Work out how many lines of the listing hold "Latinx", then state only that count.

Items from a data source:
####################
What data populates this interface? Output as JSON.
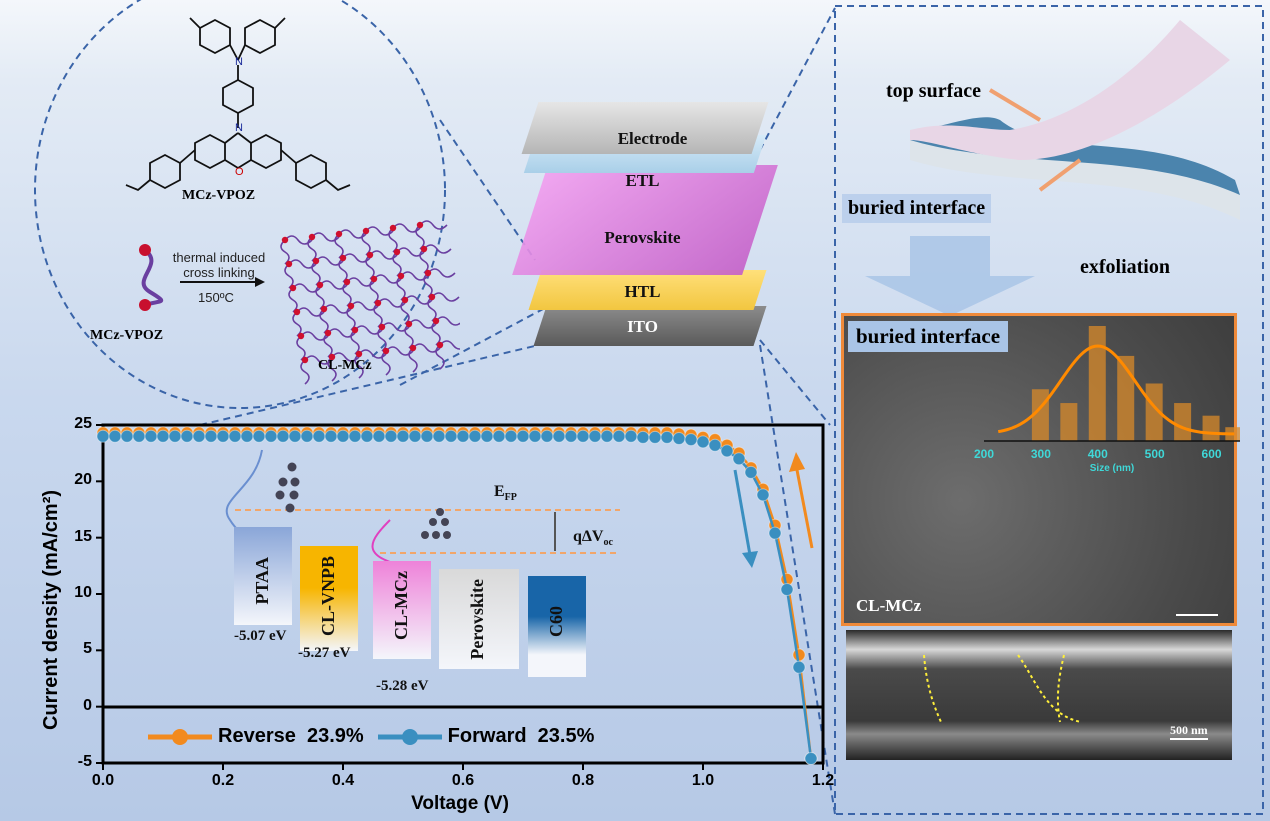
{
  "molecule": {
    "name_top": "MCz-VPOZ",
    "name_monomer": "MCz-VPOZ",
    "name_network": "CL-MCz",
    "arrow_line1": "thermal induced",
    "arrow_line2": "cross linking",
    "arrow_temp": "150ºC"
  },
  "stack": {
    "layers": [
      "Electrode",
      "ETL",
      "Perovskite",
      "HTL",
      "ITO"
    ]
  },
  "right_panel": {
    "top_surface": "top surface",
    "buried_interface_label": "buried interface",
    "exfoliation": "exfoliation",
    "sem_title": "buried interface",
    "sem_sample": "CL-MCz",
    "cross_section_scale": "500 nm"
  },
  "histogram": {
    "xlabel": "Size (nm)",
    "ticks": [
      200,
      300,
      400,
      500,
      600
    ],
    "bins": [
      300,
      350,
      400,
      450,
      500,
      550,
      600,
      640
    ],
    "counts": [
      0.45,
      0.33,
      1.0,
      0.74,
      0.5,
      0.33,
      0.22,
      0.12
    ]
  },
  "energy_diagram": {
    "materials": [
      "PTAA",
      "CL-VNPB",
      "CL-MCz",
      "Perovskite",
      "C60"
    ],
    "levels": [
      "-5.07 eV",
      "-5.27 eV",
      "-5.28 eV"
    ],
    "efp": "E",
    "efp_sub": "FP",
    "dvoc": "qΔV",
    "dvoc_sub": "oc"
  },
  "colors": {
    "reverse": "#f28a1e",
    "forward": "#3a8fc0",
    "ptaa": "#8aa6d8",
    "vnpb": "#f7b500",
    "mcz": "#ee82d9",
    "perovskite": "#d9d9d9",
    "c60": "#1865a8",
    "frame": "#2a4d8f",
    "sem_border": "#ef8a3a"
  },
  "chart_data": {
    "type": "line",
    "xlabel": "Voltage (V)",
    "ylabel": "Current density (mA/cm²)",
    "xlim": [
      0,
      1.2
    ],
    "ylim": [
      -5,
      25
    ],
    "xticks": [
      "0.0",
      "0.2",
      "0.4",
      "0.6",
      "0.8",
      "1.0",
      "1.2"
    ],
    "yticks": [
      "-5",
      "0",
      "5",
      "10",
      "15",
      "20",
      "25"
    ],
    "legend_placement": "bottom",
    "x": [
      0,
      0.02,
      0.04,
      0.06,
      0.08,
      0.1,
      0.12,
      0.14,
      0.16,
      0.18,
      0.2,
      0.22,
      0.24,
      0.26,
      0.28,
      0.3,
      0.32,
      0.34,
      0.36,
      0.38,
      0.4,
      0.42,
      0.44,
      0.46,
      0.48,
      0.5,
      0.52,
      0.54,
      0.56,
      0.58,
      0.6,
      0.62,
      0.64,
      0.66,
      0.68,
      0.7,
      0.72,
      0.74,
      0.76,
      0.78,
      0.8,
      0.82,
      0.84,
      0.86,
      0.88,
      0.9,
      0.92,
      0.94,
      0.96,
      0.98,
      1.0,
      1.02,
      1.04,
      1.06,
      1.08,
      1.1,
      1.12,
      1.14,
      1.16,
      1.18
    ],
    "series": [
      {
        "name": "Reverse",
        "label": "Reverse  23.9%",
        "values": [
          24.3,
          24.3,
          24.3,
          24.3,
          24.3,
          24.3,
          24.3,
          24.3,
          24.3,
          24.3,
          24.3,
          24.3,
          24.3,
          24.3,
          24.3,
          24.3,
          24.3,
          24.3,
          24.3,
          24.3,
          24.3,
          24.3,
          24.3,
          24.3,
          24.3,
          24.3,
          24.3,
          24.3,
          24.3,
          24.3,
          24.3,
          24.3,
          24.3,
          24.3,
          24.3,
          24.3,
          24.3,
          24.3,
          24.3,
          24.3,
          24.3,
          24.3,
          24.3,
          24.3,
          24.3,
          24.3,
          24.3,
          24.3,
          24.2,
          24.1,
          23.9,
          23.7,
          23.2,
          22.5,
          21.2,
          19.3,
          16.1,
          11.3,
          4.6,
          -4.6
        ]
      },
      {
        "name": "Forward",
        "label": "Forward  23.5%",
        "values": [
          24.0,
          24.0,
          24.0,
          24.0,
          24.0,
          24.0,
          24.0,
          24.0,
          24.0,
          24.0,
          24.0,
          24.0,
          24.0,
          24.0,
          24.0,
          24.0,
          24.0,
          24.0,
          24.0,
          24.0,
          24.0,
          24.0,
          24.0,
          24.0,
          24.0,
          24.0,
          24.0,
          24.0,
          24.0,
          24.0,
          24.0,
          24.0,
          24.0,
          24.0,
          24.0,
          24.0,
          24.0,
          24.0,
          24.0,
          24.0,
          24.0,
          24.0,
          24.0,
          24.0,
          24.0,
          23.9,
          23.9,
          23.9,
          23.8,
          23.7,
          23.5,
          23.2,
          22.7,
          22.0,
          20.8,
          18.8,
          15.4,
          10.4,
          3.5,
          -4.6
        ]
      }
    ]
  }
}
####################
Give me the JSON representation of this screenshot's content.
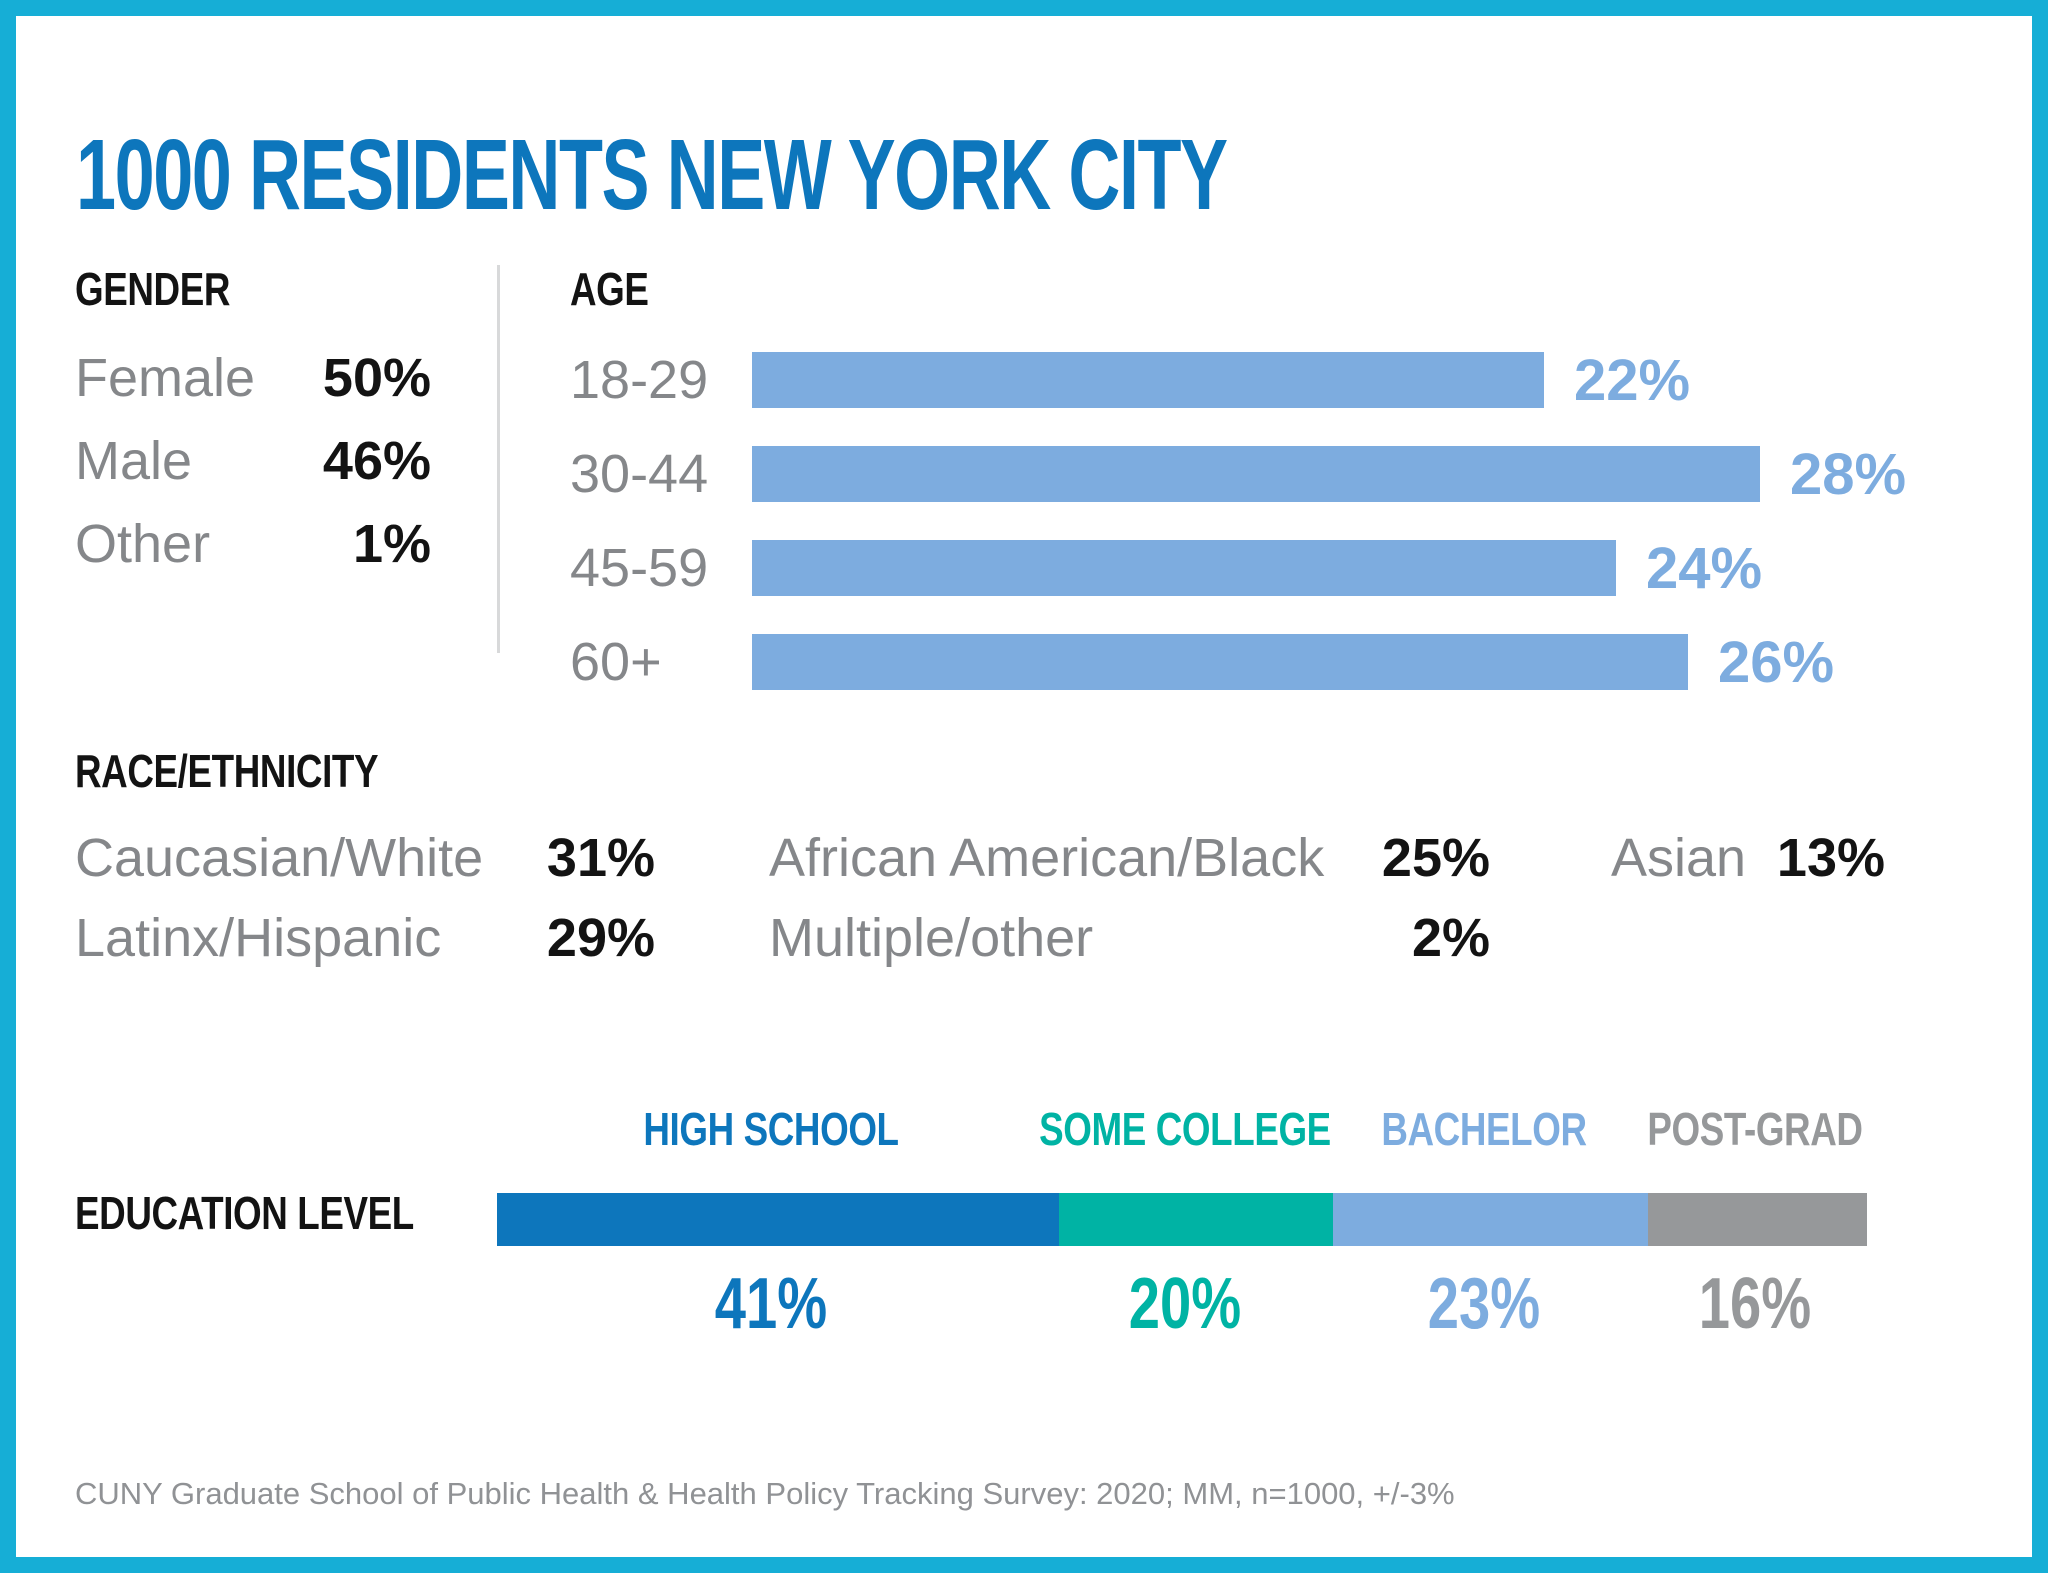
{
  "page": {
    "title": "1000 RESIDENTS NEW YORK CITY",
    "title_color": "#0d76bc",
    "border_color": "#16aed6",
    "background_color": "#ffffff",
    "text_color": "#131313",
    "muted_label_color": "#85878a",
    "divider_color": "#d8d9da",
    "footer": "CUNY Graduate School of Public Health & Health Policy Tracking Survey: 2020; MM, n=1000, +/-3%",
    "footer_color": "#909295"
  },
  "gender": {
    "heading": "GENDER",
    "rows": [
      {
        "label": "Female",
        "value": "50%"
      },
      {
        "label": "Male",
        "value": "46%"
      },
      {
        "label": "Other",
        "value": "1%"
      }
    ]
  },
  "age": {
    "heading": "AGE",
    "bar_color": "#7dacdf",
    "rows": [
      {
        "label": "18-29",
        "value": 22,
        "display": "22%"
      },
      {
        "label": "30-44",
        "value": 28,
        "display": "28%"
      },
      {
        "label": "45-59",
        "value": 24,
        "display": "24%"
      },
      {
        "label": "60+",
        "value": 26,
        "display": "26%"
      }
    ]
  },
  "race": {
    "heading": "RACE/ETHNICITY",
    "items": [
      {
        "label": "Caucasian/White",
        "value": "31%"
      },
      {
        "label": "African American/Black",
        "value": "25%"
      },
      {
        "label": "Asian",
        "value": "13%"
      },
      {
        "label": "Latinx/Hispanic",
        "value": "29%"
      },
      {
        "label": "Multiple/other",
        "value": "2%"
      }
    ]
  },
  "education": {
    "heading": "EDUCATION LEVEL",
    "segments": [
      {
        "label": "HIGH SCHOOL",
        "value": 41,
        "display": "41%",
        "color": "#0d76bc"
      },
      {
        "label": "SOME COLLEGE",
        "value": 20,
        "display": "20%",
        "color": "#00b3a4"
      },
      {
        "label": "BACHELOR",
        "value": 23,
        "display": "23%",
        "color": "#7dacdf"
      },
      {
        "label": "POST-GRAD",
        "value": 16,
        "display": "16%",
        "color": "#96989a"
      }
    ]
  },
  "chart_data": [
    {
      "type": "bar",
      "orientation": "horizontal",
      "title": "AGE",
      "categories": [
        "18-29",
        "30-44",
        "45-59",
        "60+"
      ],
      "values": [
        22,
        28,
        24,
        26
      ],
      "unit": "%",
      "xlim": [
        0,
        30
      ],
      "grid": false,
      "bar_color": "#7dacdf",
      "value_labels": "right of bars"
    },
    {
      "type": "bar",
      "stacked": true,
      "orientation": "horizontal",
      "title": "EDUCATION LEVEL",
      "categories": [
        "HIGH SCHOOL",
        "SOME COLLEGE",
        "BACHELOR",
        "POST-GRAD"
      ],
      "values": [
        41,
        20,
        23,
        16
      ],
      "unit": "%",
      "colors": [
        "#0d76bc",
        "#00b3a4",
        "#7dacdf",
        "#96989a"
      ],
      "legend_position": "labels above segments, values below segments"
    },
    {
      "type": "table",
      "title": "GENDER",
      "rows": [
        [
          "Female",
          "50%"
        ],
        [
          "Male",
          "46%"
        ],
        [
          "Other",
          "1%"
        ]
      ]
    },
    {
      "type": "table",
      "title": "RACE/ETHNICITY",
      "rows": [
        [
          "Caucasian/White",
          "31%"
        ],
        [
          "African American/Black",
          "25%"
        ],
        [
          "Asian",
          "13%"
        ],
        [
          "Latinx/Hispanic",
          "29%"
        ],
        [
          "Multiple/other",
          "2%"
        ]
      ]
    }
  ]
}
####################
▶ Full response
2